ENTRIES:

··········

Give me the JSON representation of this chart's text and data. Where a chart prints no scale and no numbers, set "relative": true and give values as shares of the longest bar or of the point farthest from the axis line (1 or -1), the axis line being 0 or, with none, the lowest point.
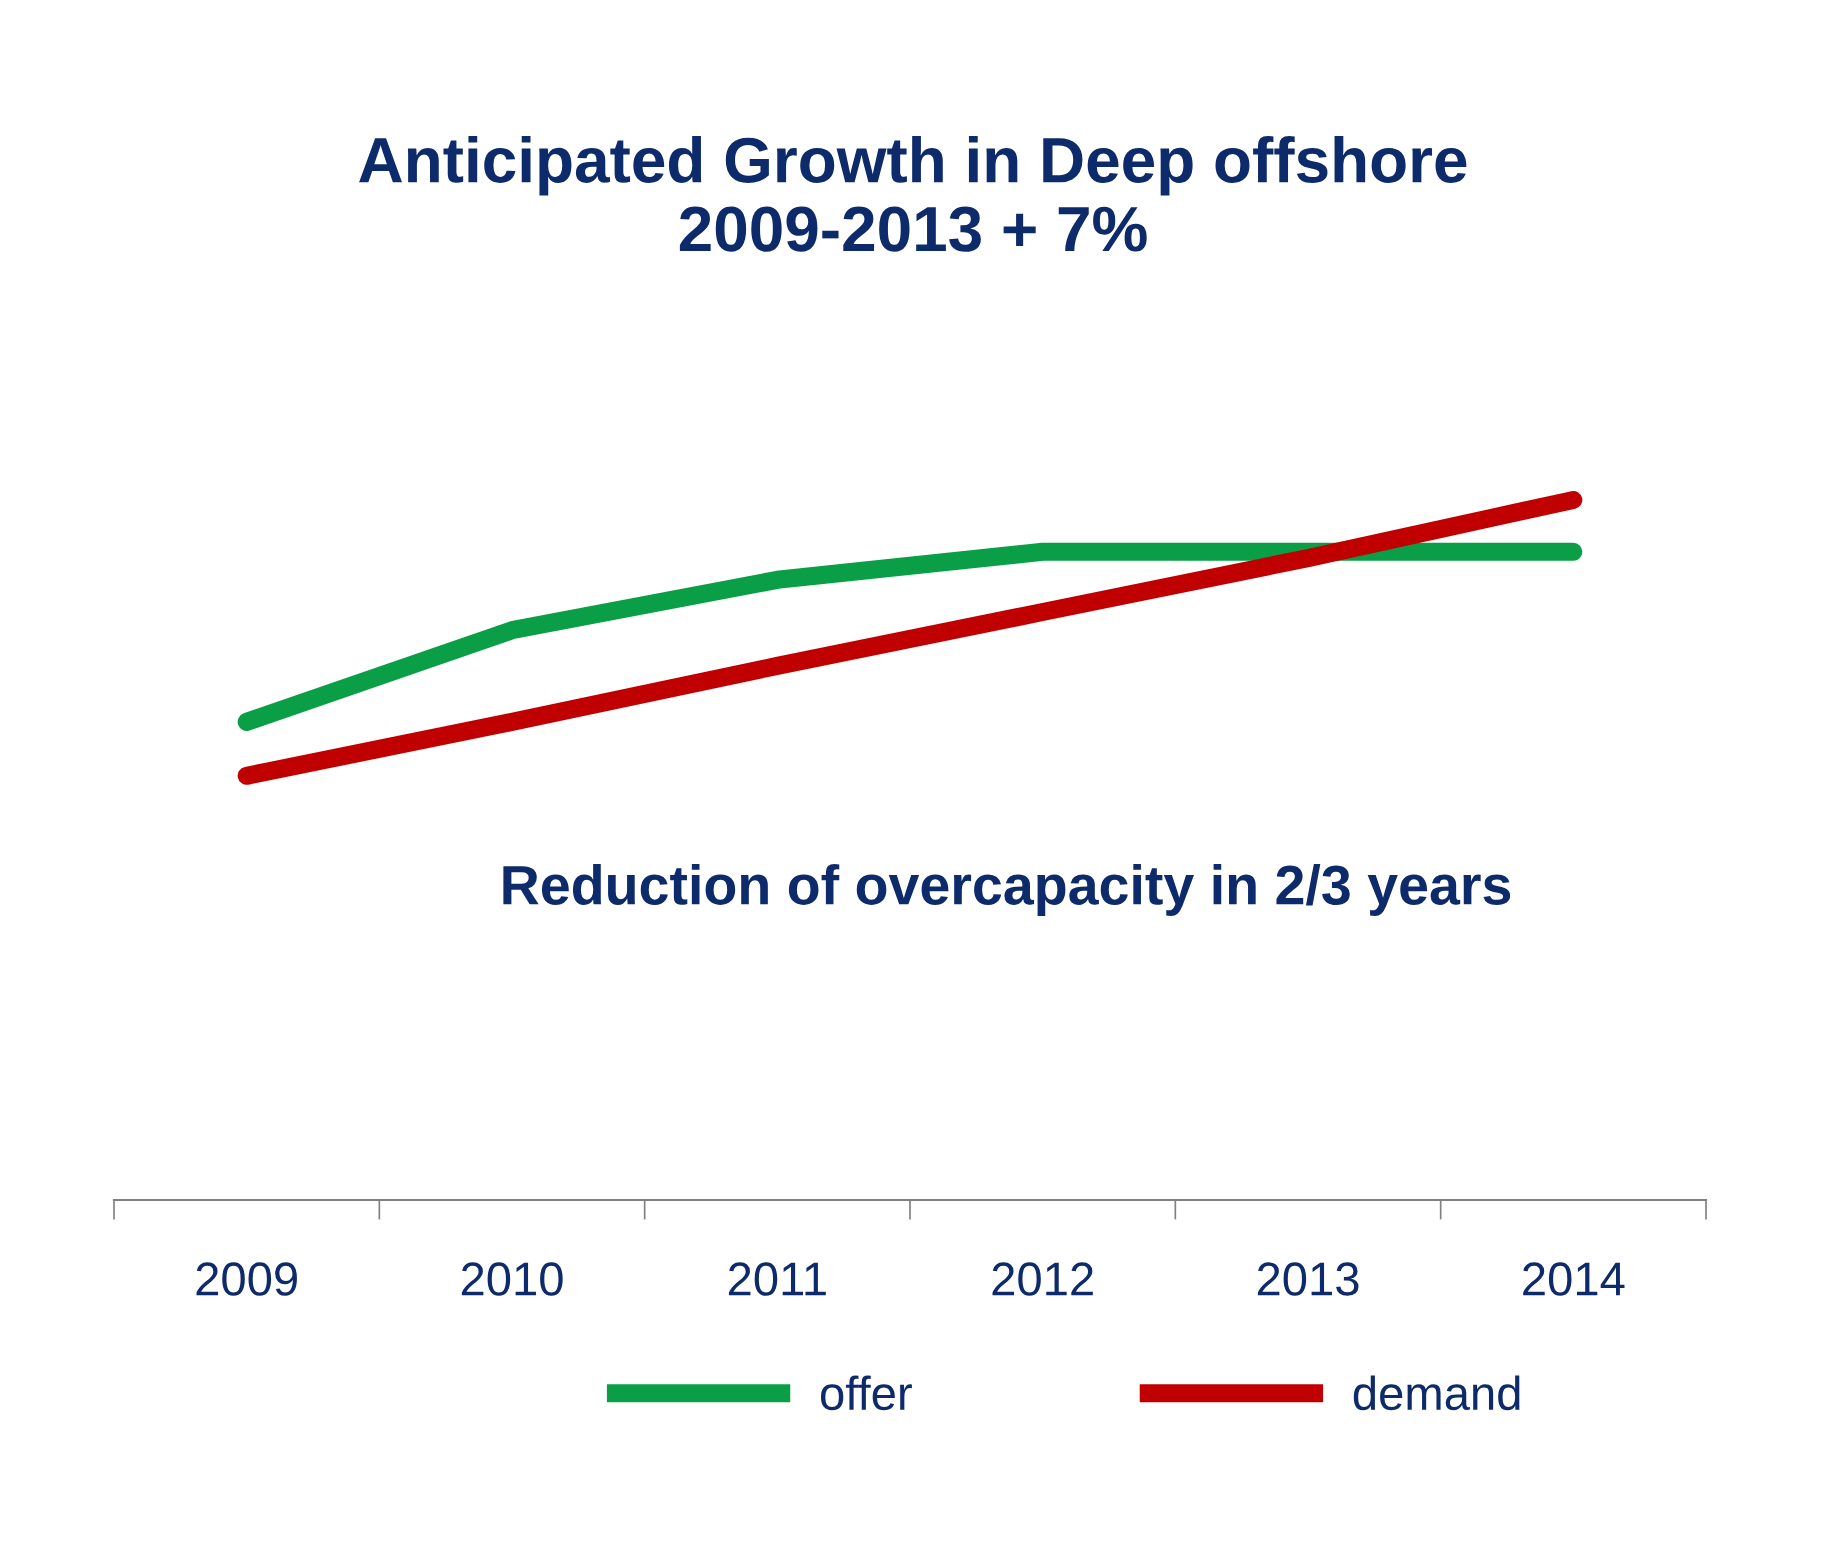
{
  "chart_data": {
    "type": "line",
    "title": "Anticipated Growth in Deep offshore\n2009-2013 + 7%",
    "categories": [
      "2009",
      "2010",
      "2011",
      "2012",
      "2013",
      "2014"
    ],
    "series": [
      {
        "name": "offer",
        "color": "#0a9e46",
        "values": [
          0.683,
          0.814,
          0.886,
          0.926,
          0.926,
          0.926
        ]
      },
      {
        "name": "demand",
        "color": "#c00000",
        "values": [
          0.606,
          0.683,
          0.763,
          0.84,
          0.917,
          1.0
        ]
      }
    ],
    "relative": true,
    "annotations": [
      "Reduction of overcapacity in 2/3 years"
    ],
    "legend": "bottom",
    "grid": false,
    "marker": "none",
    "line_style": "solid"
  }
}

··········

GIVEN INSTRUCTION: Each entry above is to be written out again unchanged, apart from the pictures, which are left out.

WORKED SOLUTION:
Give me the JSON representation of this chart's text and data. Where a chart prints no scale and no numbers, set "relative": true and give values as shares of the longest bar or of the point farthest from the axis line (1 or -1), the axis line being 0 or, with none, the lowest point.
{
  "chart_data": {
    "type": "line",
    "title": "Anticipated Growth in Deep offshore\n2009-2013 + 7%",
    "categories": [
      "2009",
      "2010",
      "2011",
      "2012",
      "2013",
      "2014"
    ],
    "series": [
      {
        "name": "offer",
        "color": "#0a9e46",
        "values": [
          0.683,
          0.814,
          0.886,
          0.926,
          0.926,
          0.926
        ]
      },
      {
        "name": "demand",
        "color": "#c00000",
        "values": [
          0.606,
          0.683,
          0.763,
          0.84,
          0.917,
          1.0
        ]
      }
    ],
    "relative": true,
    "annotations": [
      "Reduction of overcapacity in 2/3 years"
    ],
    "legend": "bottom",
    "grid": false,
    "marker": "none",
    "line_style": "solid"
  }
}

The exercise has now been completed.